Records from a collection
━━━━━━━━━━
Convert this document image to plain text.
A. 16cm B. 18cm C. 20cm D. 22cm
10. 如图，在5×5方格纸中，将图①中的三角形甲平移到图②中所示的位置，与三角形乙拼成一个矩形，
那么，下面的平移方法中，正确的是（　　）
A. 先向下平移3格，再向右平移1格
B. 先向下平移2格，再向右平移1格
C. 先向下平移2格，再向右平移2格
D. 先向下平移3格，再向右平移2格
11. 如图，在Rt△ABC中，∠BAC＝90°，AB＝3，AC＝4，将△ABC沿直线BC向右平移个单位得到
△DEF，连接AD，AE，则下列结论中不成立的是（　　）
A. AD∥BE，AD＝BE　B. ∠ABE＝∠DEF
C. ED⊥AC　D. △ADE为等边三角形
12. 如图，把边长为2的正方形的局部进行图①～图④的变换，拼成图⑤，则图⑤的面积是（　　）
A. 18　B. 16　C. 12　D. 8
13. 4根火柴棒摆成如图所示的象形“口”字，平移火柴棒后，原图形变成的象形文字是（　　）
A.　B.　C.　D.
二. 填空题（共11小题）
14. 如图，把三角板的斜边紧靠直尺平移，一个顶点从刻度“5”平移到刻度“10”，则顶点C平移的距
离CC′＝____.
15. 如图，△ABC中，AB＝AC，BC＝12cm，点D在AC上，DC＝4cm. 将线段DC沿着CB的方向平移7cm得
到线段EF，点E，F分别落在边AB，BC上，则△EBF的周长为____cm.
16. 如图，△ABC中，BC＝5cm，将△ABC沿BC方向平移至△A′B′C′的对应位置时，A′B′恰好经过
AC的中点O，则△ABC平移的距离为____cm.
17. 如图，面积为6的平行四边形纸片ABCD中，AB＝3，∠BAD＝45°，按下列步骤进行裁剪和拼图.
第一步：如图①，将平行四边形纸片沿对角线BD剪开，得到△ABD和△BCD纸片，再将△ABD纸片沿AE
━━━━━━━━━━
The task: Write out every record, exactly as written.

Result for this exercise:
Convert this document image to plain text.
A. 16cm B. 18cm C. 20cm D. 22cm
10. 如图，在5×5方格纸中，将图①中的三角形甲平移到图②中所示的位置，与三角形乙拼成一个矩形，
那么，下面的平移方法中，正确的是（　　）
A. 先向下平移3格，再向右平移1格
B. 先向下平移2格，再向右平移1格
C. 先向下平移2格，再向右平移2格
D. 先向下平移3格，再向右平移2格
11. 如图，在Rt△ABC中，∠BAC＝90°，AB＝3，AC＝4，将△ABC沿直线BC向右平移个单位得到
△DEF，连接AD，AE，则下列结论中不成立的是（　　）
A. AD∥BE，AD＝BE　B. ∠ABE＝∠DEF
C. ED⊥AC　D. △ADE为等边三角形
12. 如图，把边长为2的正方形的局部进行图①～图④的变换，拼成图⑤，则图⑤的面积是（　　）
A. 18　B. 16　C. 12　D. 8
13. 4根火柴棒摆成如图所示的象形“口”字，平移火柴棒后，原图形变成的象形文字是（　　）
A.　B.　C.　D.
二. 填空题（共11小题）
14. 如图，把三角板的斜边紧靠直尺平移，一个顶点从刻度“5”平移到刻度“10”，则顶点C平移的距
离CC′＝____.
15. 如图，△ABC中，AB＝AC，BC＝12cm，点D在AC上，DC＝4cm. 将线段DC沿着CB的方向平移7cm得
到线段EF，点E，F分别落在边AB，BC上，则△EBF的周长为____cm.
16. 如图，△ABC中，BC＝5cm，将△ABC沿BC方向平移至△A′B′C′的对应位置时，A′B′恰好经过
AC的中点O，则△ABC平移的距离为____cm.
17. 如图，面积为6的平行四边形纸片ABCD中，AB＝3，∠BAD＝45°，按下列步骤进行裁剪和拼图.
第一步：如图①，将平行四边形纸片沿对角线BD剪开，得到△ABD和△BCD纸片，再将△ABD纸片沿AE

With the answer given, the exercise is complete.